■ **Your objective**
Check every line below for the string "Which", and copy the lines that contain it.

■ **Extracted data entries**
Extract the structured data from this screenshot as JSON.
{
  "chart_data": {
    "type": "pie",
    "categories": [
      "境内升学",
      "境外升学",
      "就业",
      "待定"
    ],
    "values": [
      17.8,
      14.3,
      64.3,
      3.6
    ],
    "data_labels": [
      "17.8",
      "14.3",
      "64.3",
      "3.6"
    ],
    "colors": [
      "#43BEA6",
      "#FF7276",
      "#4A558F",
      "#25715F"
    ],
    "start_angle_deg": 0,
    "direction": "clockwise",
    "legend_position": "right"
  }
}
* * *
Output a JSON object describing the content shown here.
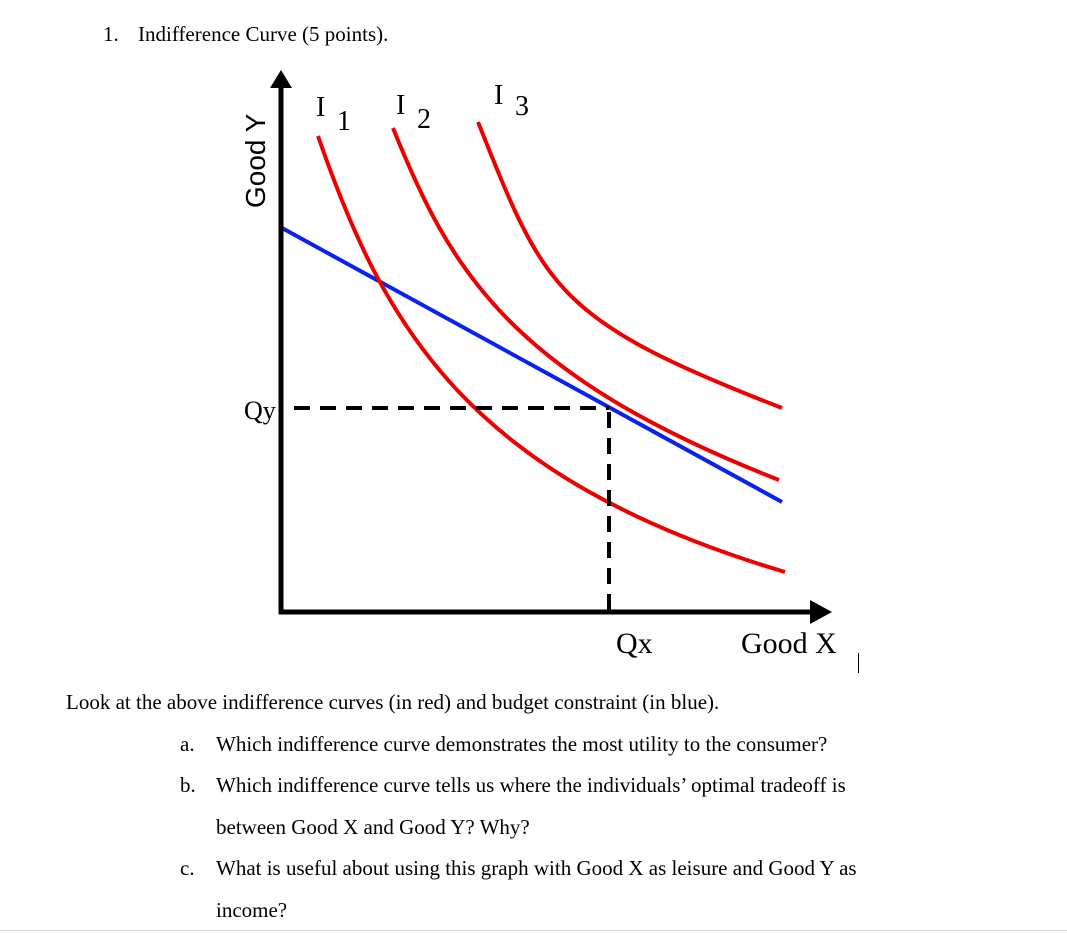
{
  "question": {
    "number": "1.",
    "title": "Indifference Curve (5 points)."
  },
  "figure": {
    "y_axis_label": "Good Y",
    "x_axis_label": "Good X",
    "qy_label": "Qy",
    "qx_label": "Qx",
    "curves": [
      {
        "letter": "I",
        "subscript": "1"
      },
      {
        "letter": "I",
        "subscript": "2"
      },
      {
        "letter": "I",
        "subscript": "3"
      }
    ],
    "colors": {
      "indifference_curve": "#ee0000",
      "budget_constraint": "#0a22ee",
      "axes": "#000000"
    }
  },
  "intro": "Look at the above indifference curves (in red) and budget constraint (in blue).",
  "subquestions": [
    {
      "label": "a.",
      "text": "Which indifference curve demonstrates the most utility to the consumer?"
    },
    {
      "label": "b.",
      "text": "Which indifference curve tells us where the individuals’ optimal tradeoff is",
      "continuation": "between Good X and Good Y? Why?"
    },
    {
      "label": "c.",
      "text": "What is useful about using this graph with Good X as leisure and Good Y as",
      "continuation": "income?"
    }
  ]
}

■ **The result**
      "text": "Which indifference curve demonstrates the most utility to the consumer?"
      "text": "Which indifference curve tells us where the individuals’ optimal tradeoff is",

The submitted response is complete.